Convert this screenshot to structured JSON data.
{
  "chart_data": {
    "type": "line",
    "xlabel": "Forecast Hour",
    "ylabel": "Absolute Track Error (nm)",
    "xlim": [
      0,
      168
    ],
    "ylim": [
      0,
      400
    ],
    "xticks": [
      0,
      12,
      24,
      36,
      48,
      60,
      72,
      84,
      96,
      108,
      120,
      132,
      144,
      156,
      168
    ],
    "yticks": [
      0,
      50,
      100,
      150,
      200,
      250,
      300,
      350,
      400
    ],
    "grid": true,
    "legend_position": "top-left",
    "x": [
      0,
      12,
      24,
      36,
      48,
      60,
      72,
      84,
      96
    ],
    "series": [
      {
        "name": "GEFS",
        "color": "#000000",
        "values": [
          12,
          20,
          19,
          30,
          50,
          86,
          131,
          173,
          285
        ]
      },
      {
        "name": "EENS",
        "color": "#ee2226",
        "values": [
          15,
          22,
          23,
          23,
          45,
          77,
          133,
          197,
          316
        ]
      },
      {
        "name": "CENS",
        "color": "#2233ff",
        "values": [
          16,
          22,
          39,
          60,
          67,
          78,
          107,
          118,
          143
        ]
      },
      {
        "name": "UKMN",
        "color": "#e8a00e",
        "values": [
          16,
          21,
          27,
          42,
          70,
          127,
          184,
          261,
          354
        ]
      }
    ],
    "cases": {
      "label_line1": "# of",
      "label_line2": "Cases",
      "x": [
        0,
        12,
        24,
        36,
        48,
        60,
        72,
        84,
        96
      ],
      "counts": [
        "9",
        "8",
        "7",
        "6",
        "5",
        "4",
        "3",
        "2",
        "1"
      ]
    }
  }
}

-------

- **TASK GOAL**:
Transcribe all the entries, keeping each one exactly as it is.

- **EXPECTED ANSWER**:
Convert this screenshot to structured JSON data.
{
  "chart_data": {
    "type": "line",
    "xlabel": "Forecast Hour",
    "ylabel": "Absolute Track Error (nm)",
    "xlim": [
      0,
      168
    ],
    "ylim": [
      0,
      400
    ],
    "xticks": [
      0,
      12,
      24,
      36,
      48,
      60,
      72,
      84,
      96,
      108,
      120,
      132,
      144,
      156,
      168
    ],
    "yticks": [
      0,
      50,
      100,
      150,
      200,
      250,
      300,
      350,
      400
    ],
    "grid": true,
    "legend_position": "top-left",
    "x": [
      0,
      12,
      24,
      36,
      48,
      60,
      72,
      84,
      96
    ],
    "series": [
      {
        "name": "GEFS",
        "color": "#000000",
        "values": [
          12,
          20,
          19,
          30,
          50,
          86,
          131,
          173,
          285
        ]
      },
      {
        "name": "EENS",
        "color": "#ee2226",
        "values": [
          15,
          22,
          23,
          23,
          45,
          77,
          133,
          197,
          316
        ]
      },
      {
        "name": "CENS",
        "color": "#2233ff",
        "values": [
          16,
          22,
          39,
          60,
          67,
          78,
          107,
          118,
          143
        ]
      },
      {
        "name": "UKMN",
        "color": "#e8a00e",
        "values": [
          16,
          21,
          27,
          42,
          70,
          127,
          184,
          261,
          354
        ]
      }
    ],
    "cases": {
      "label_line1": "# of",
      "label_line2": "Cases",
      "x": [
        0,
        12,
        24,
        36,
        48,
        60,
        72,
        84,
        96
      ],
      "counts": [
        "9",
        "8",
        "7",
        "6",
        "5",
        "4",
        "3",
        "2",
        "1"
      ]
    }
  }
}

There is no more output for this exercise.